Exercise brief
Would you quote every entry exactly, dropping only the pictures?

Records supplied
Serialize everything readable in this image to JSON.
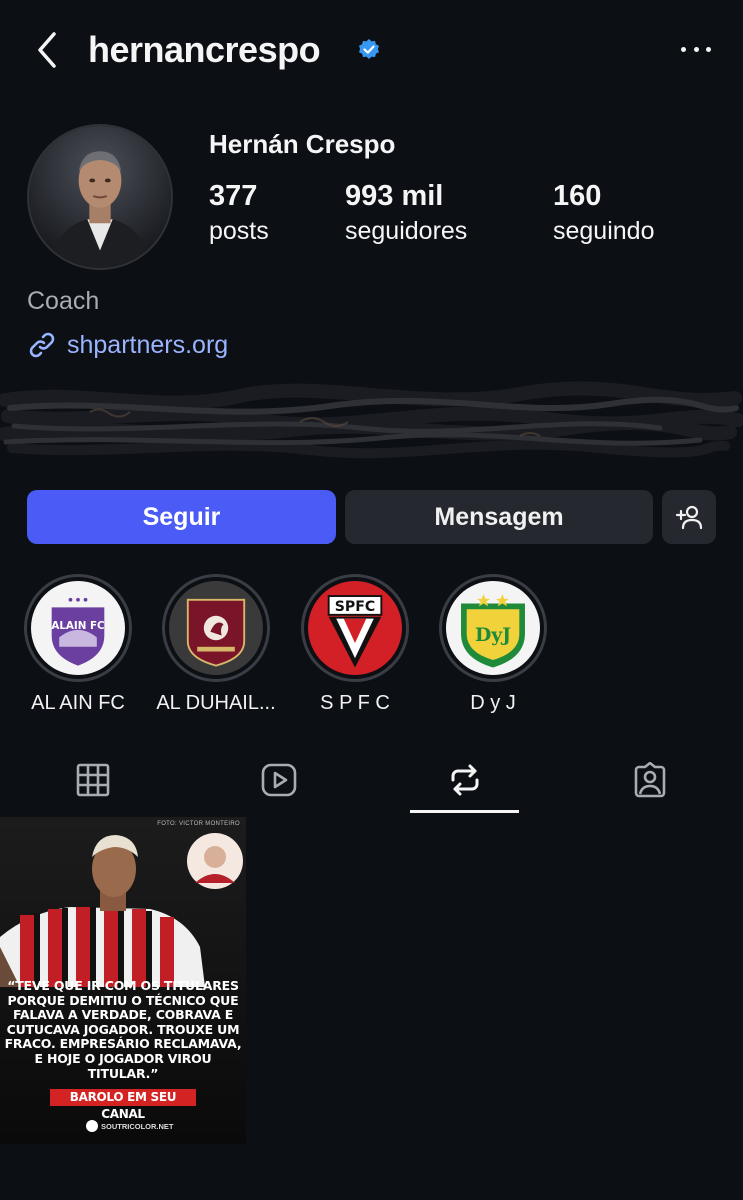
{
  "header": {
    "username": "hernancrespo",
    "verified": true,
    "back_icon": "chevron-left-icon",
    "more_icon": "more-horizontal-icon"
  },
  "profile": {
    "full_name": "Hernán Crespo",
    "stats": [
      {
        "value": "377",
        "label": "posts"
      },
      {
        "value": "993 mil",
        "label": "seguidores"
      },
      {
        "value": "160",
        "label": "seguindo"
      }
    ],
    "category": "Coach",
    "link": "shpartners.org"
  },
  "actions": {
    "follow_label": "Seguir",
    "message_label": "Mensagem",
    "add_user_icon": "add-user-icon"
  },
  "highlights": [
    {
      "label": "AL AIN FC"
    },
    {
      "label": "AL DUHAIL..."
    },
    {
      "label": "S P F C"
    },
    {
      "label": "D y J"
    }
  ],
  "highlight_art": {
    "spfc": "SPFC",
    "dyj": "DyJ"
  },
  "tabs": [
    {
      "name": "grid",
      "icon": "grid-icon"
    },
    {
      "name": "reels",
      "icon": "reels-icon"
    },
    {
      "name": "reposts",
      "icon": "repost-icon",
      "active": true
    },
    {
      "name": "tagged",
      "icon": "tagged-icon"
    }
  ],
  "post": {
    "credit": "FOTO: VICTOR MONTEIRO",
    "quote": "“Teve que ir com os titulares porque demitiu o técnico que falava a verdade, cobrava e cutucava jogador. Trouxe um fraco. Empresário reclamava, e hoje o jogador virou titular.”",
    "badge": "BAROLO EM SEU CANAL",
    "brand": "SOUTRICOLOR.NET"
  },
  "colors": {
    "background": "#0c0f14",
    "follow_button": "#4a5cf5",
    "secondary_button": "#25282e",
    "link": "#9bb4ff",
    "verified": "#3897f0"
  }
}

Exercise solution
Serialize everything readable in this image to JSON.
{
  "header": {
    "username": "hernancrespo",
    "verified": true,
    "back_icon": "chevron-left-icon",
    "more_icon": "more-horizontal-icon"
  },
  "profile": {
    "full_name": "Hernán Crespo",
    "stats": [
      {
        "value": "377",
        "label": "posts"
      },
      {
        "value": "993 mil",
        "label": "seguidores"
      },
      {
        "value": "160",
        "label": "seguindo"
      }
    ],
    "category": "Coach",
    "link": "shpartners.org"
  },
  "actions": {
    "follow_label": "Seguir",
    "message_label": "Mensagem",
    "add_user_icon": "add-user-icon"
  },
  "highlights": [
    {
      "label": "AL AIN FC"
    },
    {
      "label": "AL DUHAIL..."
    },
    {
      "label": "S P F C"
    },
    {
      "label": "D y J"
    }
  ],
  "highlight_art": {
    "spfc": "SPFC",
    "dyj": "DyJ"
  },
  "tabs": [
    {
      "name": "grid",
      "icon": "grid-icon"
    },
    {
      "name": "reels",
      "icon": "reels-icon"
    },
    {
      "name": "reposts",
      "icon": "repost-icon",
      "active": true
    },
    {
      "name": "tagged",
      "icon": "tagged-icon"
    }
  ],
  "post": {
    "credit": "FOTO: VICTOR MONTEIRO",
    "quote": "“Teve que ir com os titulares porque demitiu o técnico que falava a verdade, cobrava e cutucava jogador. Trouxe um fraco. Empresário reclamava, e hoje o jogador virou titular.”",
    "badge": "BAROLO EM SEU CANAL",
    "brand": "SOUTRICOLOR.NET"
  },
  "colors": {
    "background": "#0c0f14",
    "follow_button": "#4a5cf5",
    "secondary_button": "#25282e",
    "link": "#9bb4ff",
    "verified": "#3897f0"
  }
}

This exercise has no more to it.